* START Stored rows *

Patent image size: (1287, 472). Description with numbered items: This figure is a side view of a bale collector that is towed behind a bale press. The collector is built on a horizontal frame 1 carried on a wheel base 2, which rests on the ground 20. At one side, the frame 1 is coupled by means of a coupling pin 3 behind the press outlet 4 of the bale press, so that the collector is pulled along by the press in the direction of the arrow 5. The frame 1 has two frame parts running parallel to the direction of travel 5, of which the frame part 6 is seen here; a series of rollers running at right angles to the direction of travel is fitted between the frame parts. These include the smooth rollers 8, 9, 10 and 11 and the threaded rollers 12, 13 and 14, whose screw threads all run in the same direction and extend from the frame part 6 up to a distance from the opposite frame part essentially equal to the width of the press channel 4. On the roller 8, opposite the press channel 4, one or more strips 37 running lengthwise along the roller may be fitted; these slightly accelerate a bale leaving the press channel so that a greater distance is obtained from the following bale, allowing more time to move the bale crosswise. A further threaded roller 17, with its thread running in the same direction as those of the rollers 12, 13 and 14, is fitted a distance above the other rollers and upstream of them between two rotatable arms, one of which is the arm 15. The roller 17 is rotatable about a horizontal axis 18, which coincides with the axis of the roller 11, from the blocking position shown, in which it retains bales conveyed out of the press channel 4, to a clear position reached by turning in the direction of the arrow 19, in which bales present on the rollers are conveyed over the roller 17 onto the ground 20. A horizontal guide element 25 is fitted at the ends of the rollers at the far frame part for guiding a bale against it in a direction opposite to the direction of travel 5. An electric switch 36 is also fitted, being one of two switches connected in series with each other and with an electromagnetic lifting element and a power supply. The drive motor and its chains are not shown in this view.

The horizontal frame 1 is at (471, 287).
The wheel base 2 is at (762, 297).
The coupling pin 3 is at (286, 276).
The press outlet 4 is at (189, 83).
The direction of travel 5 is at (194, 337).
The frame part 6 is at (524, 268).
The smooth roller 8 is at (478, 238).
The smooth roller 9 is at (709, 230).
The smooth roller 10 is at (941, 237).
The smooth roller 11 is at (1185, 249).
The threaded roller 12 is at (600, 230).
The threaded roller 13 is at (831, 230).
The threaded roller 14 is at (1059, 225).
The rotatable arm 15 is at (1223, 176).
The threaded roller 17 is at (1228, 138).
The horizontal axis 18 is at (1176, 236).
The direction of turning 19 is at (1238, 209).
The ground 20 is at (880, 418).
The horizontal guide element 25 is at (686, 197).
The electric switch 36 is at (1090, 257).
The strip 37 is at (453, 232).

* END Stored rows *

Problem: Can you lay out the records above as a two-column CSV with the header row description,positions? Give one row per record, with its text under description and its answer under positions, each in a single quoted field with line breaks turned into spaces.

Response:
description,positions
"Patent image size: (1287, 472). Description with numbered items: This figure is a side view of a bale collector that is towed behind a bale press. The collector is built on a horizontal frame 1 carried on a wheel base 2, which rests on the ground 20. At one side, the frame 1 is coupled by means of a coupling pin 3 behind the press outlet 4 of the bale press, so that the collector is pulled along by the press in the direction of the arrow 5. The frame 1 has two frame parts running parallel to the direction of travel 5, of which the frame part 6 is seen here; a series of rollers running at right angles to the direction of travel is fitted between the frame parts. These include the smooth rollers 8, 9, 10 and 11 and the threaded rollers 12, 13 and 14, whose screw threads all run in the same direction and extend from the frame part 6 up to a distance from the opposite frame part essentially equal to the width of the press channel 4. On the roller 8, opposite the press channel 4, one or more strips 37 running lengthwise along the roller may be fitted; these slightly accelerate a bale leaving the press channel so that a greater distance is obtained from the following bale, allowing more time to move the bale crosswise. A further threaded roller 17, with its thread running in the same direction as those of the rollers 12, 13 and 14, is fitted a distance above the other rollers and upstream of them between two rotatable arms, one of which is the arm 15. The roller 17 is rotatable about a horizontal axis 18, which coincides with the axis of the roller 11, from the blocking position shown, in which it retains bales conveyed out of the press channel 4, to a clear position reached by turning in the direction of the arrow 19, in which bales present on the rollers are conveyed over the roller 17 onto the ground 20. A horizontal guide element 25 is fitted at the ends of the rollers at the far frame part for guiding a bale against it in a direction opposite to the direction of travel 5. An electric switch 36 is also fitted, being one of two switches connected in series with each other and with an electromagnetic lifting element and a power supply. The drive motor and its chains are not shown in this view.","The horizontal frame 1 is at (471, 287). The wheel base 2 is at (762, 297). The coupling pin 3 is at (286, 276). The press outlet 4 is at (189, 83). The direction of travel 5 is at (194, 337). The frame part 6 is at (524, 268). The smooth roller 8 is at (478, 238). The smooth roller 9 is at (709, 230). The smooth roller 10 is at (941, 237). The smooth roller 11 is at (1185, 249). The threaded roller 12 is at (600, 230). The threaded roller 13 is at (831, 230). The threaded roller 14 is at (1059, 225). The rotatable arm 15 is at (1223, 176). The threaded roller 17 is at (1228, 138). The horizontal axis 18 is at (1176, 236). The direction of turning 19 is at (1238, 209). The ground 20 is at (880, 418). The horizontal guide element 25 is at (686, 197). The electric switch 36 is at (1090, 257). The strip 37 is at (453, 232)."